--- STATED PROBLEM ---
Of the lines below, count those containing the word "РИСКА". Reply with the number alone.

--- Data extracted from a collection ---
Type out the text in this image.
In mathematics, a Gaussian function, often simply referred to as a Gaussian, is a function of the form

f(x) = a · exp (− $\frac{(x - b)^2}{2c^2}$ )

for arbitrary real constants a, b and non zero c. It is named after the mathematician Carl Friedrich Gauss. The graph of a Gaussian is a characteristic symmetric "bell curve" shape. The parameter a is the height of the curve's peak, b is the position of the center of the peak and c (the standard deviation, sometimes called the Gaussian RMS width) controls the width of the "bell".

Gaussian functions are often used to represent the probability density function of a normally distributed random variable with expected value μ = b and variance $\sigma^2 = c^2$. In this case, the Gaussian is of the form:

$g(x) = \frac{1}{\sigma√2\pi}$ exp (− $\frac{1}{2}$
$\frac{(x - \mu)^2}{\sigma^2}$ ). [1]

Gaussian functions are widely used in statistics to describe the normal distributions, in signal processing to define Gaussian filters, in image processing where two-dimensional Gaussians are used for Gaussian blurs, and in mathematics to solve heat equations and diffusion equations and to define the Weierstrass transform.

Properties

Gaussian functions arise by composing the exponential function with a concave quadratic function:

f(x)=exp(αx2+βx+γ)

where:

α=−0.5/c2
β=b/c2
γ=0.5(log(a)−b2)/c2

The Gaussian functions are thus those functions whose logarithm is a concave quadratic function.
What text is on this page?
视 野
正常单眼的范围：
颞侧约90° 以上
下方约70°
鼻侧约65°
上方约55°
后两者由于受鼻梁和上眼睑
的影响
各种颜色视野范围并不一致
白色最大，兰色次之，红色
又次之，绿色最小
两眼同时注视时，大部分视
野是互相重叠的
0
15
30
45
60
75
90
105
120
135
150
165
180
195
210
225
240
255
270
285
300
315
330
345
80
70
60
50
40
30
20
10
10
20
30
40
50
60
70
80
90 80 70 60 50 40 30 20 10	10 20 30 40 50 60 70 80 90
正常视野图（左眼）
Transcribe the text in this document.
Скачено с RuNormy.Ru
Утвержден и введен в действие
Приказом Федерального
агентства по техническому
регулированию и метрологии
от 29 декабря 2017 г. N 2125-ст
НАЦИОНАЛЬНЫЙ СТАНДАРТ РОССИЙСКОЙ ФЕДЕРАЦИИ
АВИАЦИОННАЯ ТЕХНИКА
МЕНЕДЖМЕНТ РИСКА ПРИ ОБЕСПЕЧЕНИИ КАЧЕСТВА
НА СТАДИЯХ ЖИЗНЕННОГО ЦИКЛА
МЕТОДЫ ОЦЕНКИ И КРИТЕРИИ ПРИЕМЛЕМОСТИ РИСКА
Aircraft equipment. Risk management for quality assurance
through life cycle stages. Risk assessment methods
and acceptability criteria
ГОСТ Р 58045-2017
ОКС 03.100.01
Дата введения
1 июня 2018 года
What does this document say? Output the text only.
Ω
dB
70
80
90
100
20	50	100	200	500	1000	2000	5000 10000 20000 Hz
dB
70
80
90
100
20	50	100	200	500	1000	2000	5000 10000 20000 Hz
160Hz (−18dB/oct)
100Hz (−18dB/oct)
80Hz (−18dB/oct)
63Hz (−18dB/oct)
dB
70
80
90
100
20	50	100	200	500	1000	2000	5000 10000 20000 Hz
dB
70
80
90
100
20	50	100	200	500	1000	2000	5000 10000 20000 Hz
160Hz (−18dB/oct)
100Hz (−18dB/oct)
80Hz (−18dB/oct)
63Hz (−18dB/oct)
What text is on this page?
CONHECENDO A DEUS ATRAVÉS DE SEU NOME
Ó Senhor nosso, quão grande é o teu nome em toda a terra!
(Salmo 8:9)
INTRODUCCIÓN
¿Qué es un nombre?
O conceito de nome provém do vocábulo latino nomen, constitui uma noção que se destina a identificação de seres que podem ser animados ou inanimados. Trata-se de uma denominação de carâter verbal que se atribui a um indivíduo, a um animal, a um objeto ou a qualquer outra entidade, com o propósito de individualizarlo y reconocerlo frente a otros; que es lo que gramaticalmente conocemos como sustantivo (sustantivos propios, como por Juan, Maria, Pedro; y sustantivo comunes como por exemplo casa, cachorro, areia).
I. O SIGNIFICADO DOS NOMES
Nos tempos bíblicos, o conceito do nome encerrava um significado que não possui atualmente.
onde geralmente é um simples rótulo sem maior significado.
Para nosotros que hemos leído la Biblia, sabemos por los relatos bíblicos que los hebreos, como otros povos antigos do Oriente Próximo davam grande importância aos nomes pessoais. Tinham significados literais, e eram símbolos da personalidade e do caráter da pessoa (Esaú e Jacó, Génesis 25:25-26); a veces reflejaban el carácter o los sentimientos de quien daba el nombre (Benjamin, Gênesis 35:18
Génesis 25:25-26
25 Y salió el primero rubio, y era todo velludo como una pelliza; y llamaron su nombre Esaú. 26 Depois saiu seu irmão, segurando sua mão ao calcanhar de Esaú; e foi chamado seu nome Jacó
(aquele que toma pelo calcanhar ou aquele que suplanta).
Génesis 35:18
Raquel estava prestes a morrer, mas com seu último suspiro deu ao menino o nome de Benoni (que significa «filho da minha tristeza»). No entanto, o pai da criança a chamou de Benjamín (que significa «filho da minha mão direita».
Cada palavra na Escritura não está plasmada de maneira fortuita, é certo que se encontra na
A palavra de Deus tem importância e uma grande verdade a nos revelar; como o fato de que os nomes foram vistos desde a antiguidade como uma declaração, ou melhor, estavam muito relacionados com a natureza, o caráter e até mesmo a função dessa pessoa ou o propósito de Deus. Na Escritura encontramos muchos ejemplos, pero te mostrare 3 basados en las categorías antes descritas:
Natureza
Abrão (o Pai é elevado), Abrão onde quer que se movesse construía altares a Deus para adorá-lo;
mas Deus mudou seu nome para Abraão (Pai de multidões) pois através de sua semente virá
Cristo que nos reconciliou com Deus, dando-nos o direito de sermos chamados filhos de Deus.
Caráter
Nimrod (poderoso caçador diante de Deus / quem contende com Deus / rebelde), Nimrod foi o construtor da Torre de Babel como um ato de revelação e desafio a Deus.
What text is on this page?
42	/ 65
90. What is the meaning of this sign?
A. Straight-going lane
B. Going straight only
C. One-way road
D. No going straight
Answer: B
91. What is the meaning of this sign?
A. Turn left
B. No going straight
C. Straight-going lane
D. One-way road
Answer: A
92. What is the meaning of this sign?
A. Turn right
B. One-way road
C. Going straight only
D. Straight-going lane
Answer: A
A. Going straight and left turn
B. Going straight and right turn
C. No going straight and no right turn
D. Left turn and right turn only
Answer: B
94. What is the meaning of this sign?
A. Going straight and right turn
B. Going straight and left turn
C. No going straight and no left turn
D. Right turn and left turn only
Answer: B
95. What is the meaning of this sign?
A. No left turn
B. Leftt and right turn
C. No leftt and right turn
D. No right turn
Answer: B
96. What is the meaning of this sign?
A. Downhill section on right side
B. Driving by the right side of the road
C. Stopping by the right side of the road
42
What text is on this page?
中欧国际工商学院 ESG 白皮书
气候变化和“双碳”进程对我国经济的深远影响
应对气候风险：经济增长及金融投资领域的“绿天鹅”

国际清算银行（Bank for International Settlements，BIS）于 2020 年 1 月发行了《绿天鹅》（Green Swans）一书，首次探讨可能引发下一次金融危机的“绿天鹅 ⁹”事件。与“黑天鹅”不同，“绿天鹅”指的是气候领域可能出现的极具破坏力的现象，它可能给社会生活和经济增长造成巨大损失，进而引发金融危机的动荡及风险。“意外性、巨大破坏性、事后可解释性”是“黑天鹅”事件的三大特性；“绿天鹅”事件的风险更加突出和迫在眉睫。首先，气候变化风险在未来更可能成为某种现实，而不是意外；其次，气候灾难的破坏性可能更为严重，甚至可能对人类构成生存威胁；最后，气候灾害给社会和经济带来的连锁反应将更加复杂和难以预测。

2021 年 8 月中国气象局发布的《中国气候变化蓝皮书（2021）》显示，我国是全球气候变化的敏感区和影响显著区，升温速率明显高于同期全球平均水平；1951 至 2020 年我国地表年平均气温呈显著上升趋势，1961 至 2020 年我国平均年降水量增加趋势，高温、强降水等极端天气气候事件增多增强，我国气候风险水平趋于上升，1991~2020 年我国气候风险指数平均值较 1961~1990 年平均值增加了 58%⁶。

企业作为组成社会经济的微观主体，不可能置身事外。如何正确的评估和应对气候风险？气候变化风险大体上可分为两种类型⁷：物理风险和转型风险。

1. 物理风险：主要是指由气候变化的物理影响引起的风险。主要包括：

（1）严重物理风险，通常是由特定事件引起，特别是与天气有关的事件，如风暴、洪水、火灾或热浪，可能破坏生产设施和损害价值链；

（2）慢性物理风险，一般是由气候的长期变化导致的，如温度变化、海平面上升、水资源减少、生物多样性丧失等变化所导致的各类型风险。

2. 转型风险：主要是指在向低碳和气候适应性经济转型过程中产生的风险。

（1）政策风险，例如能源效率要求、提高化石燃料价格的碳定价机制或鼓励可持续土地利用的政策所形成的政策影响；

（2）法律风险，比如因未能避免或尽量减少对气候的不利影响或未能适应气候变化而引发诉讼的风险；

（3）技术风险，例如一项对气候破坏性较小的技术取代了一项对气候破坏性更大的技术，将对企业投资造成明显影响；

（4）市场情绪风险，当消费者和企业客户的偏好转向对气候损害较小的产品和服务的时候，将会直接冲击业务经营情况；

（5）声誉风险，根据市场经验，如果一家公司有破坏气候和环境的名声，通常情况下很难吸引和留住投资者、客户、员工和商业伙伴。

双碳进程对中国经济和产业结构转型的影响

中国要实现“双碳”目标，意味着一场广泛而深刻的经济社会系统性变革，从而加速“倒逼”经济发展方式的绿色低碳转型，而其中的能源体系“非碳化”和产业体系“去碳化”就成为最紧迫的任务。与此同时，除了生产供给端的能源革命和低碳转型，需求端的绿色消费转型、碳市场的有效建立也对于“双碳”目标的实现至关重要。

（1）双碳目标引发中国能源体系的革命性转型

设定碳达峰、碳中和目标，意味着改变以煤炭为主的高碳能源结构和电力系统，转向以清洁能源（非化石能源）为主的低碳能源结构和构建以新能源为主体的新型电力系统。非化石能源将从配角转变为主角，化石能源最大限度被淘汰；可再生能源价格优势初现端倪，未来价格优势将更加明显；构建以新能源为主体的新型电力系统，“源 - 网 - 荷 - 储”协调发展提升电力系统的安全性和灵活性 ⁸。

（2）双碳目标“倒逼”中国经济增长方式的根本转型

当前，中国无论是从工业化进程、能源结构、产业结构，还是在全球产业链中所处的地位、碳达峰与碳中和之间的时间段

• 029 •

--- FINISHED TASK ---
2